▸ **Instructions to follow**
Output the material below in full, exactly as it is.

▸ **Data lines**

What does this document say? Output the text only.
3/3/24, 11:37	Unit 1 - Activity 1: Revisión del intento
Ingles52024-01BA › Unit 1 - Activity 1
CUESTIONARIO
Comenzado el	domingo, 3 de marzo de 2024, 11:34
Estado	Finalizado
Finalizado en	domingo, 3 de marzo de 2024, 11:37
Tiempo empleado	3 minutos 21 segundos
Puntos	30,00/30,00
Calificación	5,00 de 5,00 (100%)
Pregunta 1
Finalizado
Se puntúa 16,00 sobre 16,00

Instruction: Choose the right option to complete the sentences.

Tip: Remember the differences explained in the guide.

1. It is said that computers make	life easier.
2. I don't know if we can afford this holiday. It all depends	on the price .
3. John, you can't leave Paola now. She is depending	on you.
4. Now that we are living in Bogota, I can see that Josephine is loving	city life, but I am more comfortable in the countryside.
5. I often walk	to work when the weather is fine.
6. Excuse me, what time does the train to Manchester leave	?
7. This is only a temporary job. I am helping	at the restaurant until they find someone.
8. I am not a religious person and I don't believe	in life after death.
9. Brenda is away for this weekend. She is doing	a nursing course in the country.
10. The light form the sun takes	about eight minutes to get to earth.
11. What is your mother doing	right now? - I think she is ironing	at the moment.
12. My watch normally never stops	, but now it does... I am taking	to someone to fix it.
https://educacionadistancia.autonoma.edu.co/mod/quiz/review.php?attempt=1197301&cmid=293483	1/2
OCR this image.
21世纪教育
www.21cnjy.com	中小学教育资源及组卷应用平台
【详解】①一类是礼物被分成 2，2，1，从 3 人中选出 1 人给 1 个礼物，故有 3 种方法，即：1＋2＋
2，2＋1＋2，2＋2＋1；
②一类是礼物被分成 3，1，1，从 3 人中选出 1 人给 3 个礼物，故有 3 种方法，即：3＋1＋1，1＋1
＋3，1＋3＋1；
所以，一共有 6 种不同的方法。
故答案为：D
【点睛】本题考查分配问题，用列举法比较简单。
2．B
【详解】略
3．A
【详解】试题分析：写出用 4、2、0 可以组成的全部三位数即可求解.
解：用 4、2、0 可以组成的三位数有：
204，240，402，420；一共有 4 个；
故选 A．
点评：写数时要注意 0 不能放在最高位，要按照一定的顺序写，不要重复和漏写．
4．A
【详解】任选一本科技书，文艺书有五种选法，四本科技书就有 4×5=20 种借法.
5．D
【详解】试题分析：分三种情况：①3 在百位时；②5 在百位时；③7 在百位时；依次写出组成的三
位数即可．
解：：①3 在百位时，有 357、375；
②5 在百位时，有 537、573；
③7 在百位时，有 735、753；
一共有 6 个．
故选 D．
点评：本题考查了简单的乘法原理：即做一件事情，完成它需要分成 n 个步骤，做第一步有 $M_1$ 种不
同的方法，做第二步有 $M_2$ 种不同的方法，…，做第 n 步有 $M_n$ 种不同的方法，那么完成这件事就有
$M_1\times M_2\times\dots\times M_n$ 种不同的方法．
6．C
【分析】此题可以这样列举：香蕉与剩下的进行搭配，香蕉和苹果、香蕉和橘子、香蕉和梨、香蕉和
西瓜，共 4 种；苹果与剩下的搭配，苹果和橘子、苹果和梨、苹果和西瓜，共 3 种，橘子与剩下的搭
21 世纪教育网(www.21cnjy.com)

▸ **Full answer**
What does this document say? Output the text only.
3/3/24, 11:37	Unit 1 - Activity 1: Revisión del intento
Ingles52024-01BA › Unit 1 - Activity 1
CUESTIONARIO
Comenzado el	domingo, 3 de marzo de 2024, 11:34
Estado	Finalizado
Finalizado en	domingo, 3 de marzo de 2024, 11:37
Tiempo empleado	3 minutos 21 segundos
Puntos	30,00/30,00
Calificación	5,00 de 5,00 (100%)
Pregunta 1
Finalizado
Se puntúa 16,00 sobre 16,00

Instruction: Choose the right option to complete the sentences.

Tip: Remember the differences explained in the guide.

1. It is said that computers make	life easier.
2. I don't know if we can afford this holiday. It all depends	on the price .
3. John, you can't leave Paola now. She is depending	on you.
4. Now that we are living in Bogota, I can see that Josephine is loving	city life, but I am more comfortable in the countryside.
5. I often walk	to work when the weather is fine.
6. Excuse me, what time does the train to Manchester leave	?
7. This is only a temporary job. I am helping	at the restaurant until they find someone.
8. I am not a religious person and I don't believe	in life after death.
9. Brenda is away for this weekend. She is doing	a nursing course in the country.
10. The light form the sun takes	about eight minutes to get to earth.
11. What is your mother doing	right now? - I think she is ironing	at the moment.
12. My watch normally never stops	, but now it does... I am taking	to someone to fix it.
https://educacionadistancia.autonoma.edu.co/mod/quiz/review.php?attempt=1197301&cmid=293483	1/2
OCR this image.
21世纪教育
www.21cnjy.com	中小学教育资源及组卷应用平台
【详解】①一类是礼物被分成 2，2，1，从 3 人中选出 1 人给 1 个礼物，故有 3 种方法，即：1＋2＋
2，2＋1＋2，2＋2＋1；
②一类是礼物被分成 3，1，1，从 3 人中选出 1 人给 3 个礼物，故有 3 种方法，即：3＋1＋1，1＋1
＋3，1＋3＋1；
所以，一共有 6 种不同的方法。
故答案为：D
【点睛】本题考查分配问题，用列举法比较简单。
2．B
【详解】略
3．A
【详解】试题分析：写出用 4、2、0 可以组成的全部三位数即可求解.
解：用 4、2、0 可以组成的三位数有：
204，240，402，420；一共有 4 个；
故选 A．
点评：写数时要注意 0 不能放在最高位，要按照一定的顺序写，不要重复和漏写．
4．A
【详解】任选一本科技书，文艺书有五种选法，四本科技书就有 4×5=20 种借法.
5．D
【详解】试题分析：分三种情况：①3 在百位时；②5 在百位时；③7 在百位时；依次写出组成的三
位数即可．
解：：①3 在百位时，有 357、375；
②5 在百位时，有 537、573；
③7 在百位时，有 735、753；
一共有 6 个．
故选 D．
点评：本题考查了简单的乘法原理：即做一件事情，完成它需要分成 n 个步骤，做第一步有 $M_1$ 种不
同的方法，做第二步有 $M_2$ 种不同的方法，…，做第 n 步有 $M_n$ 种不同的方法，那么完成这件事就有
$M_1\times M_2\times\dots\times M_n$ 种不同的方法．
6．C
【分析】此题可以这样列举：香蕉与剩下的进行搭配，香蕉和苹果、香蕉和橘子、香蕉和梨、香蕉和
西瓜，共 4 种；苹果与剩下的搭配，苹果和橘子、苹果和梨、苹果和西瓜，共 3 种，橘子与剩下的搭
21 世纪教育网(www.21cnjy.com)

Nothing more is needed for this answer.